Set task – Could you resume the forum thread on cold peel transfers, picking up after its final post?

Provided passage –
# Cold Peel



## lgiglio1 (Sep 29, 2006)

I am getting ready to do my first cold peel job tonight. I am very nervous. I just did a volleyball team with hot split, but their hoodies are navy, so the front is going to be a cold peel. Anyone have any tips, suggestions? Hope I do all right!


----------



## badalou (Mar 19, 2006)

You will do just fine... It is easy.. Remember what I taught you.. test first... Lou


----------



## PGCC (Oct 10, 2006)

Good luck, let us know how it went.....


----------



## hammered (Apr 14, 2006)

Nice thing with cold peel is it allows you to reheat im most cases. Take your time and if it starts to feel a bit much, stop, take a breath and always relax.


----------



## lgiglio1 (Sep 29, 2006)

Well it started out going pretty good. I did have one that just didn't seem to have much ink on it so it didn't come off too good. But as I was stacking them up (did about 9 of them), I noticed a square around the image (where the paper was) on the front of the navy hoodie? I thought maybe it was just steam from the iron, but the cooled off shirts still had it. It is almost like it made the hoodie a little different color blue. Should it be there? YOu don't have to cut these right? I didn't think the paper would show up at all? Will it go away over time?


----------



## Twinge (Apr 26, 2005)

Well, DID it go away over time? 

Some colors (especially reddish ones) will color shift a bit when heated, but this effect usually goes away once the shirt cools down.


----------



## lgiglio1 (Sep 29, 2006)

Twinge said:


> Well, DID it go away over time?
> 
> Some colors (especially reddish ones) will color shift a bit when heated, but this effect usually goes away once the shirt cools down.


You really could still slightly see it. I stretched all the shirts and rubbed it with my hand and most of it went away. I think it was just a mark left from the press. Needless to say, I was able to finish the job and the girls loved the shirts and hoodies.


----------



## lgiglio1 (Sep 29, 2006)

Just wanted to thank everyone for their help. Attached is a picture of the final job. The team and coach were very happy. Thank you everyone, you guys are awesome! Hope one day I can help someone as much as you guys have helped me!


----------



## DAGuide (Oct 2, 2006)

A trick we use when doing dye sub is to put a teflon pillow under the shirt to take some of the downforce pressure off of the shirt and it helps prevent the border of the paper from showing. I have never thought about trying it for plastisol or inkjet transfers. Not sure if it would work or not.

Listing –
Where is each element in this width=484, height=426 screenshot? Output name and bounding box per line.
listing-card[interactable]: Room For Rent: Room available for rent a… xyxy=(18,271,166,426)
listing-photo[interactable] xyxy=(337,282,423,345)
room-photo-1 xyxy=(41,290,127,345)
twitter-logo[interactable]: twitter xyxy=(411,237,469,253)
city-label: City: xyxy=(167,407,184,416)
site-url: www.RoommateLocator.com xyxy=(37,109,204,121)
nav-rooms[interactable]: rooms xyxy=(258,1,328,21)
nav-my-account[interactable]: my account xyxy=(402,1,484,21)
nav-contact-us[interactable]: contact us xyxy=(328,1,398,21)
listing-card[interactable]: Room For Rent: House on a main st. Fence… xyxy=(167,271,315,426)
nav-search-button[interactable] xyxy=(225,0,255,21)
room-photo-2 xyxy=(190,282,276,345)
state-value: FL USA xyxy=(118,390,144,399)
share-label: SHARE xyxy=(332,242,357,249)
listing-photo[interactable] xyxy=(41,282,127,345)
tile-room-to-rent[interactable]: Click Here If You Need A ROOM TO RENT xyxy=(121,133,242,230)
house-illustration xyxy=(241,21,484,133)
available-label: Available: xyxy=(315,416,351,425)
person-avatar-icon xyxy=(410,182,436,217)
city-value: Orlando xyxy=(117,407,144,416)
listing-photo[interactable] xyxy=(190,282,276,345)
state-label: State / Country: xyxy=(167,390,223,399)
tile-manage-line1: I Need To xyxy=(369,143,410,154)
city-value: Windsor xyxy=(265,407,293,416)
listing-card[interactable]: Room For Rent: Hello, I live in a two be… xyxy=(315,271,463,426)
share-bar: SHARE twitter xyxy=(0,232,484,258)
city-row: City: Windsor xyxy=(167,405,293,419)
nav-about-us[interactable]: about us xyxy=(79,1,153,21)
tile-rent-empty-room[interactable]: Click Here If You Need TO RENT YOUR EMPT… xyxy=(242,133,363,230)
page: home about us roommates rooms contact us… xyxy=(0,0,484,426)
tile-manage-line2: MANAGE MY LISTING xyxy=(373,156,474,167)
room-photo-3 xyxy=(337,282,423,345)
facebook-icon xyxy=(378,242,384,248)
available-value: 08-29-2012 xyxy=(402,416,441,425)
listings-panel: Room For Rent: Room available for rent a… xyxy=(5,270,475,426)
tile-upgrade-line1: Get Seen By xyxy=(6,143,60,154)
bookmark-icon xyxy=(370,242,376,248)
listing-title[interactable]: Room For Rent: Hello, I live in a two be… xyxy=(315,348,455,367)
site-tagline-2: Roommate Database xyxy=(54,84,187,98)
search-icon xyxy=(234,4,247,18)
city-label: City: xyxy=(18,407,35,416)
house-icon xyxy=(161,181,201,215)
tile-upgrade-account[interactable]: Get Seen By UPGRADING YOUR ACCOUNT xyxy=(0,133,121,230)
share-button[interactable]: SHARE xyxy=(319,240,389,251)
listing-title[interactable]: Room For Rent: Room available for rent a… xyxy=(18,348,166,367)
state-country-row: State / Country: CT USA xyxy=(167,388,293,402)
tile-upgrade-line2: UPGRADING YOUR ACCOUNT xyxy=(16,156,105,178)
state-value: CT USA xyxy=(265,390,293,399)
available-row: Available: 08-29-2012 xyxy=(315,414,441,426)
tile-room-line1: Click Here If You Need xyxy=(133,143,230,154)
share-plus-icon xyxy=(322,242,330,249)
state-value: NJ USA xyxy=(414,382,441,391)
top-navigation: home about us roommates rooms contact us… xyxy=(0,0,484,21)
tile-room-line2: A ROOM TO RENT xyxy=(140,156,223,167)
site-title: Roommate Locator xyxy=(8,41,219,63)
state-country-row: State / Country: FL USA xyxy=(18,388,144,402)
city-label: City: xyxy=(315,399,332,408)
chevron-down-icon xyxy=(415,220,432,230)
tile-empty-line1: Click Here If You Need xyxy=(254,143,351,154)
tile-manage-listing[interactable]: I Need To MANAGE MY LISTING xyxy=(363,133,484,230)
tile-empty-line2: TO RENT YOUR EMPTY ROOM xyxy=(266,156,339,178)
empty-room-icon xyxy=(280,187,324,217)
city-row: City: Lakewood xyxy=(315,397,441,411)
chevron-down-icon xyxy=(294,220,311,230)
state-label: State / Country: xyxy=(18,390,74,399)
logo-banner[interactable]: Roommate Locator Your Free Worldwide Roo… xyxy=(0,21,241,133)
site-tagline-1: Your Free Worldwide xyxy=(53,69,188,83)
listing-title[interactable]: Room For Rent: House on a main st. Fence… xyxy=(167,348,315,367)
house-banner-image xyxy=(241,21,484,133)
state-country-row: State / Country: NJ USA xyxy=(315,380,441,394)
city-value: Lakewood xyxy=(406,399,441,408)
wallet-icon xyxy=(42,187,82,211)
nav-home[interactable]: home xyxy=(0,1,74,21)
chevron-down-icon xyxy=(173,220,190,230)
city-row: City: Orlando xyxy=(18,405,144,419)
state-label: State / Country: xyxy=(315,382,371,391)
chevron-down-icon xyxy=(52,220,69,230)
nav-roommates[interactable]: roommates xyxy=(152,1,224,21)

Reply to the task –
I think Josh at Imprintables sells teflon pillows. If not, check with your regular distributor. Hope this helps.


----------



## Rodney (Nov 3, 2004)

Hey Lisa, thanks for posting back with the photo. The hoody looks great!


----------



## T-Styles (Oct 3, 2006)

what type of paper did you use for these?


----------



## MotoskinGraphix (Apr 28, 2006)

You did a great job on that hoodie...congradulations.


----------



## lgiglio1 (Sep 29, 2006)

Thanks for the nice comments and all the help. I used plastisol transfers that were cold peel from First Edition. The girls were very happy with them. Hopefully this gets me more jobs!


----------



## MotoskinGraphix (Apr 28, 2006)

lgiglio1 said:


> Thanks for the nice comments and all the help. I used plastisol transfers that were cold peel from First Edition. The girls were very happy with them. Hopefully this gets me more jobs!


Did first edition not offer a hot-peel transfer for the white lettering?


----------



## lgiglio1 (Sep 29, 2006)

They did, but did not recommend it as they said the cold peel with adhesive would hold up better and show better on the navy hoodie. So I trusted them and went with it. I was a nervous wreck and I did have some trouble with the sleeves. Some of the sleeve prints had an overspray of adhesive or ink on them that you really could not see, but when I pressed a sleeve, it showed up. I ended up cutting them each out as close as I could and then used my finger to feel all around and make sure there was nothing outside the letters. Took me longer, but I was on a time crunch, so it had to be done.


----------



## MotoskinGraphix (Apr 28, 2006)

lgiglio1 said:


> They did, but did not recommend it as they said the cold peel with adhesive would hold up better and show better on the navy hoodie. So I trusted them and went with it. I was a nervous wreck and I did have some trouble with the sleeves. Some of the sleeve prints had an overspray of adhesive or ink on them that you really could not see, but when I pressed a sleeve, it showed up. I ended up cutting them each out as close as I could and then used my finger to feel all around and make sure there was nothing outside the letters. Took me longer, but I was on a time crunch, so it had to be done.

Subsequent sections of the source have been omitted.